Each line that includes the word "Group" counts once; give the total and nothing more.

----------

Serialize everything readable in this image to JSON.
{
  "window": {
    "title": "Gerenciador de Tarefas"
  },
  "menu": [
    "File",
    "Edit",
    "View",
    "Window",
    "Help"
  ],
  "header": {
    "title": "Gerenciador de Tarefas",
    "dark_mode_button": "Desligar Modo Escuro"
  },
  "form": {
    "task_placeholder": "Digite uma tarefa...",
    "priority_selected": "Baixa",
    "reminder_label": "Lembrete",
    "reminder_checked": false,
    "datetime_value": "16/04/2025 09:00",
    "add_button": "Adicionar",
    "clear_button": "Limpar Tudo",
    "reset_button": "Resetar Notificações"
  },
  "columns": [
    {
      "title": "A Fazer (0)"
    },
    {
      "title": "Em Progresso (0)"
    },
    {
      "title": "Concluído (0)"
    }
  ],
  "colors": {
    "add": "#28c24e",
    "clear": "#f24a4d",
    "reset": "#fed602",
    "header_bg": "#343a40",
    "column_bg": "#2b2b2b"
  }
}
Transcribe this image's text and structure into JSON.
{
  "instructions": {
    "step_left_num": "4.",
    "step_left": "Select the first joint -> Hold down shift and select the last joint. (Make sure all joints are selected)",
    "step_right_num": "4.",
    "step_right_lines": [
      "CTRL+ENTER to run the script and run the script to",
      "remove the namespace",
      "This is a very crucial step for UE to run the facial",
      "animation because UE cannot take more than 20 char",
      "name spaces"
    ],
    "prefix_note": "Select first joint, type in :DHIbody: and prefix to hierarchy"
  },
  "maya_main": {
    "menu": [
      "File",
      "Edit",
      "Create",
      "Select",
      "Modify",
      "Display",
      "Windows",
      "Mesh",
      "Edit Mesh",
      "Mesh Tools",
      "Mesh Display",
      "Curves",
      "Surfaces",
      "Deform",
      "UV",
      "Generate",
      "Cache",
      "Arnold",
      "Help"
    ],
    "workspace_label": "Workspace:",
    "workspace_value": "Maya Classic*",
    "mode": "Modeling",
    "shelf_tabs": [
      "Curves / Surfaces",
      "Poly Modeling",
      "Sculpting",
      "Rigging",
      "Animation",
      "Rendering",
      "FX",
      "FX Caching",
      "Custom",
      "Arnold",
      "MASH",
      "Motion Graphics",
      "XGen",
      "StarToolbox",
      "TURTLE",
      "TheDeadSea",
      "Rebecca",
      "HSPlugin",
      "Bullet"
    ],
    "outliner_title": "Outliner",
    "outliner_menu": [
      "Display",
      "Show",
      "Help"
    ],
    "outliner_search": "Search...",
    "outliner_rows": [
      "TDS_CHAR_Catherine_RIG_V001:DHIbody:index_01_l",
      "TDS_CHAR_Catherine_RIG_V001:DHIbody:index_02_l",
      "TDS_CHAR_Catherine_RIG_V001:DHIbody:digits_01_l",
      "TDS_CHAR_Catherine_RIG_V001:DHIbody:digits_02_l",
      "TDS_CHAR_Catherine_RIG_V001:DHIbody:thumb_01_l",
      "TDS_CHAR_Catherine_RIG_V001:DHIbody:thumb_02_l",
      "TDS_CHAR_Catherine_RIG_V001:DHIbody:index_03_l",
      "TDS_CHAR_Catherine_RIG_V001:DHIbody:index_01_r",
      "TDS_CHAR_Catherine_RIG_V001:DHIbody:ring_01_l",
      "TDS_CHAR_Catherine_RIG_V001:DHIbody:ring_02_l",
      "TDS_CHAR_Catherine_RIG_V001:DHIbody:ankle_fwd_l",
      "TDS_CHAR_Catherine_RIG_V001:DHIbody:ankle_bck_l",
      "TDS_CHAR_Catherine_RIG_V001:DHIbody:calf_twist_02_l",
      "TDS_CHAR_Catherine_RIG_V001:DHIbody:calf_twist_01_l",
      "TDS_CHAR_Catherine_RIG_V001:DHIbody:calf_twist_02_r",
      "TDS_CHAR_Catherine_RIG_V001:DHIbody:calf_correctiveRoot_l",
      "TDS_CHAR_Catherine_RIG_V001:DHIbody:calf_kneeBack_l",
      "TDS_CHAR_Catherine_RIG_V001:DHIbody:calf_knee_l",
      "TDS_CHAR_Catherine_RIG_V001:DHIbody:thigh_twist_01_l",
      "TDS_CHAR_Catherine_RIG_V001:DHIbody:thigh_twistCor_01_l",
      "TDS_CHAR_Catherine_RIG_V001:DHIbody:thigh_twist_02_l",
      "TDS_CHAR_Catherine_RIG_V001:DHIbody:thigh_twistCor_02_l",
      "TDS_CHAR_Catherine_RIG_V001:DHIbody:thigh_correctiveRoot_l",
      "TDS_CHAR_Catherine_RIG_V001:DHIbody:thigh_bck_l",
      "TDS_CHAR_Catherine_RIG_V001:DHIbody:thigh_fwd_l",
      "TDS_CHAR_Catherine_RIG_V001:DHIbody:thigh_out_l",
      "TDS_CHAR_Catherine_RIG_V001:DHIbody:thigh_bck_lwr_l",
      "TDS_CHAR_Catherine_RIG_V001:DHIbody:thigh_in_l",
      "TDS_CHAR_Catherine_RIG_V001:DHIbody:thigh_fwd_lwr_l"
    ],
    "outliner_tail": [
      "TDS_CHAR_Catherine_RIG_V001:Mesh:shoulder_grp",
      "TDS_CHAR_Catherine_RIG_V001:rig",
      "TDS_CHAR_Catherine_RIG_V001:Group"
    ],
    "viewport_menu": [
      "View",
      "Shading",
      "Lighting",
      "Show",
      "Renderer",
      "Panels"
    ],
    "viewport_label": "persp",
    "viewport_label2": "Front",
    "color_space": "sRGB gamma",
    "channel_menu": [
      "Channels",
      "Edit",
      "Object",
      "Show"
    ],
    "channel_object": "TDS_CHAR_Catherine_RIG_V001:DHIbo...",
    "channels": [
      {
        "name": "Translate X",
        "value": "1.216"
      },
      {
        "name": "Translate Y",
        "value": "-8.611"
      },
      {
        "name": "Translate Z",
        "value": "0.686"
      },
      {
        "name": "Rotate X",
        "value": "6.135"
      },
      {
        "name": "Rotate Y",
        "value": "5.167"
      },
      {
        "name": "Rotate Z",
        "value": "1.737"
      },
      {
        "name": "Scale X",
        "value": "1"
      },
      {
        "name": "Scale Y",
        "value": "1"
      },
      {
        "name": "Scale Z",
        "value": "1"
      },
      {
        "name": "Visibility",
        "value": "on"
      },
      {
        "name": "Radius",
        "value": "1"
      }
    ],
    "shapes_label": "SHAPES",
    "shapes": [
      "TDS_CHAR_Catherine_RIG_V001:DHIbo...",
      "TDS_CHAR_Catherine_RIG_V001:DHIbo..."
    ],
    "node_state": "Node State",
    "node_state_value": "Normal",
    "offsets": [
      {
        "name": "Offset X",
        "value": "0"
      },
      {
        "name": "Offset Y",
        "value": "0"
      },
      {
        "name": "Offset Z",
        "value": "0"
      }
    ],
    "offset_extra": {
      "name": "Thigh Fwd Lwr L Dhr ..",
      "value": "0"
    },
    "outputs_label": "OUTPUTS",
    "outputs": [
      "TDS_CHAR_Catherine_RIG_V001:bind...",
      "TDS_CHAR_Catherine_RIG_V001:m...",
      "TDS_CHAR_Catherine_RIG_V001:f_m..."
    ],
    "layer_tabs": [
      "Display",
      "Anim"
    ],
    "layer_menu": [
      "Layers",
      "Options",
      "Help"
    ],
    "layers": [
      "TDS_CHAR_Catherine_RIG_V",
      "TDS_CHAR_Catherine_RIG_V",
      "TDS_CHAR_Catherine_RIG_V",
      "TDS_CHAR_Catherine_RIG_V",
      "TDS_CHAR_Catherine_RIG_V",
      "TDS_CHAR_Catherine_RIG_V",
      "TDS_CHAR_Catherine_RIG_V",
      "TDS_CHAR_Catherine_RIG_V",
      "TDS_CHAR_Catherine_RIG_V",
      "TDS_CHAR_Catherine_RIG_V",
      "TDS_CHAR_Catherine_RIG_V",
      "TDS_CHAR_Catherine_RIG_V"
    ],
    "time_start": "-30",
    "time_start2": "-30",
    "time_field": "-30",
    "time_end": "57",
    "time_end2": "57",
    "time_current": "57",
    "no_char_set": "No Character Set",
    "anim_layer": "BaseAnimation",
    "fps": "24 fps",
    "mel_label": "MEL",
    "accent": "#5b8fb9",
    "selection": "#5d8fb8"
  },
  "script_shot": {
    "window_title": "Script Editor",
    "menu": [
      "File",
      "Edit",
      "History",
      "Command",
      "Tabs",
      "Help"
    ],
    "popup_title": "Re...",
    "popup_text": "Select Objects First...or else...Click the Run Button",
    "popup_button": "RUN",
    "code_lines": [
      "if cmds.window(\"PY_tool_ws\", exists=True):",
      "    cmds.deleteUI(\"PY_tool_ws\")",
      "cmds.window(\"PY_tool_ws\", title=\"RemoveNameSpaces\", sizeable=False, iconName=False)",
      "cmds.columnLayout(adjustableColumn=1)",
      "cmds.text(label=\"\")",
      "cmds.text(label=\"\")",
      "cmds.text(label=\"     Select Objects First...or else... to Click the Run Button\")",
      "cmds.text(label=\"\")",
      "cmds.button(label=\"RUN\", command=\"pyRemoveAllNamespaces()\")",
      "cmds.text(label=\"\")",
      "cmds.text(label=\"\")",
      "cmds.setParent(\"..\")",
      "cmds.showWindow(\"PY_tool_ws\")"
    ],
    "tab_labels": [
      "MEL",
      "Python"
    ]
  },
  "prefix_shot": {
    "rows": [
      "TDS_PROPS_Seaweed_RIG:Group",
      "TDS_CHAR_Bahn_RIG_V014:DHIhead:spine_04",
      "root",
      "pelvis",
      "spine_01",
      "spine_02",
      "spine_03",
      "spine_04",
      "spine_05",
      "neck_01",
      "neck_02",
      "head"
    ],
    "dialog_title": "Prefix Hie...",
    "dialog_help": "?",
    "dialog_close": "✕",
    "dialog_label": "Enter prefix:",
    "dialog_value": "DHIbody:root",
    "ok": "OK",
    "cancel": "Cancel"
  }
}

----------

→ **Result for this task**: 2